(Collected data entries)

────────────────

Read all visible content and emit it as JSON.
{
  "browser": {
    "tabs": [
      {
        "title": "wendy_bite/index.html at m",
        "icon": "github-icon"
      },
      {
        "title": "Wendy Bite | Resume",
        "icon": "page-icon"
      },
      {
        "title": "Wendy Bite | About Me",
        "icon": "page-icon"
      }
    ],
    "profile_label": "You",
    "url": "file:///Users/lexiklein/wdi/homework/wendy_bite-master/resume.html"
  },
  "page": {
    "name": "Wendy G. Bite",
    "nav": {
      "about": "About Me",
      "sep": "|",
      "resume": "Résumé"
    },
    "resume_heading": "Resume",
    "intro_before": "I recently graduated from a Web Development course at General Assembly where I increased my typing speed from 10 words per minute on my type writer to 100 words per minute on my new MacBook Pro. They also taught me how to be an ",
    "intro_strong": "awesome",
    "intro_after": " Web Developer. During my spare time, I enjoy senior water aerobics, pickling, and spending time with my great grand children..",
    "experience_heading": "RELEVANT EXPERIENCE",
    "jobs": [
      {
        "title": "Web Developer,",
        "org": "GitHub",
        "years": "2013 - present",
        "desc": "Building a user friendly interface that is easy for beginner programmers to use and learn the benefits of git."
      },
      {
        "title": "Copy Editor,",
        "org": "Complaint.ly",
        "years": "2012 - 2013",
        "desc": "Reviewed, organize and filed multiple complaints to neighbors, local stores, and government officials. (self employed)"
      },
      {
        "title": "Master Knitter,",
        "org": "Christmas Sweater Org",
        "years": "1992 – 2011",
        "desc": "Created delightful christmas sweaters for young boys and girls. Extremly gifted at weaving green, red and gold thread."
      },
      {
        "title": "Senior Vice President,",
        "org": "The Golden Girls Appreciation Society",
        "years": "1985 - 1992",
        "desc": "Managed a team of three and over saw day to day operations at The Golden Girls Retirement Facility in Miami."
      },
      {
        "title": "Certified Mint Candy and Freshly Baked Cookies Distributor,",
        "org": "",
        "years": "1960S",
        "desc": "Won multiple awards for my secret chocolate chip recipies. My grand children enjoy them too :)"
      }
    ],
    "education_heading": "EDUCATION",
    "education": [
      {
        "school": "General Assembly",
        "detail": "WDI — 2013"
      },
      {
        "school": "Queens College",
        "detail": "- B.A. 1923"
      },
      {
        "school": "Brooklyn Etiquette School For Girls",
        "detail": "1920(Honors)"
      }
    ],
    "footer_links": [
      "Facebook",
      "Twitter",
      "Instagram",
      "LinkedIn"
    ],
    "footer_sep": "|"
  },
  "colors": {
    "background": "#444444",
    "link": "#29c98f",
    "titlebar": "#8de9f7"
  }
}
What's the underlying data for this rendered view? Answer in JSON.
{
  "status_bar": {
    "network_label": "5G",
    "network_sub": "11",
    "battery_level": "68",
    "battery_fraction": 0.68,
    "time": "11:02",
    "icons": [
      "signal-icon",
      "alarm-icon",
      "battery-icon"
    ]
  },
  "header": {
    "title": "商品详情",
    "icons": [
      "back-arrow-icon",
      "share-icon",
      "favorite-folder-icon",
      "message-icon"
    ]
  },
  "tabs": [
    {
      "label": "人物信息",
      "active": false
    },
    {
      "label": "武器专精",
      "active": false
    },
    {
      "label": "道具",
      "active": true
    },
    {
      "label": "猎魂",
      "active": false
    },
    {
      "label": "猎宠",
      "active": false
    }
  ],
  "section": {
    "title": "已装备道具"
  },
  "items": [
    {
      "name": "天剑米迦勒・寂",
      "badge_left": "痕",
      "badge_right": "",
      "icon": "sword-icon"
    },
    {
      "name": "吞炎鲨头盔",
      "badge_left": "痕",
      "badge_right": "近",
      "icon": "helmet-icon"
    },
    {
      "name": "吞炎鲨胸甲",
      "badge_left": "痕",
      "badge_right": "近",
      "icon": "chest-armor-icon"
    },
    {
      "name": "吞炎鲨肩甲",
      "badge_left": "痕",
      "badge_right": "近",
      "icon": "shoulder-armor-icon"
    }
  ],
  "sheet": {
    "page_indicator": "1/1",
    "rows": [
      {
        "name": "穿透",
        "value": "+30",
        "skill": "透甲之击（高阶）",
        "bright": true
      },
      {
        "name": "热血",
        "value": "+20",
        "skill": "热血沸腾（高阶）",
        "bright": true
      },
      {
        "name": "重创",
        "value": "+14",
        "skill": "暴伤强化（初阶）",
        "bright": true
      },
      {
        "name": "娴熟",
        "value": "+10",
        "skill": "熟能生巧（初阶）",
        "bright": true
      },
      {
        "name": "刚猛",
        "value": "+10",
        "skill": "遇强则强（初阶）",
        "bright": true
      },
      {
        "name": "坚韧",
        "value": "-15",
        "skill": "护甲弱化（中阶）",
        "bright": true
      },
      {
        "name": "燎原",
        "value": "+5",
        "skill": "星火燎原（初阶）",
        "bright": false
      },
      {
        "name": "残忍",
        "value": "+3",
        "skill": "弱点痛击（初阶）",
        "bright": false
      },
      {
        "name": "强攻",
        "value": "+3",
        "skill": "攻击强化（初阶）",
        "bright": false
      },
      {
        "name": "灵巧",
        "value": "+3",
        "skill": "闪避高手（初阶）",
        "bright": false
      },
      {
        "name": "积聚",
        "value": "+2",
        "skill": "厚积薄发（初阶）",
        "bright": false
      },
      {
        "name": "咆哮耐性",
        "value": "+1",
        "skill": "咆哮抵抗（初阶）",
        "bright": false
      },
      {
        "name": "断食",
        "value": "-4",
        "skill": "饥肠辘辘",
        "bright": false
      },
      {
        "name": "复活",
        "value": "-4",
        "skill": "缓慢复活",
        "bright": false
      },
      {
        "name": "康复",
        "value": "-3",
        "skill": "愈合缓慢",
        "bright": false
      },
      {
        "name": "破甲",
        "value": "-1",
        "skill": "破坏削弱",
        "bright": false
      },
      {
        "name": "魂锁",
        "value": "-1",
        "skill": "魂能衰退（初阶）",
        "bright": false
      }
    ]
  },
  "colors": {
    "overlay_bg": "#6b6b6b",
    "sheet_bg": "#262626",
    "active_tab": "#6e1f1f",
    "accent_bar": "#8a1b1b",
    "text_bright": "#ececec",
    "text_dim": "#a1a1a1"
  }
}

────────────────

## STATED GOAL
Among the records above, find each line holding the string "time" and pull it out.

## ANSWER
    "intro_after": " Web Developer. During my spare time, I enjoy senior water aerobics, pickling, and spending time with my great grand children..",
    "time": "11:02",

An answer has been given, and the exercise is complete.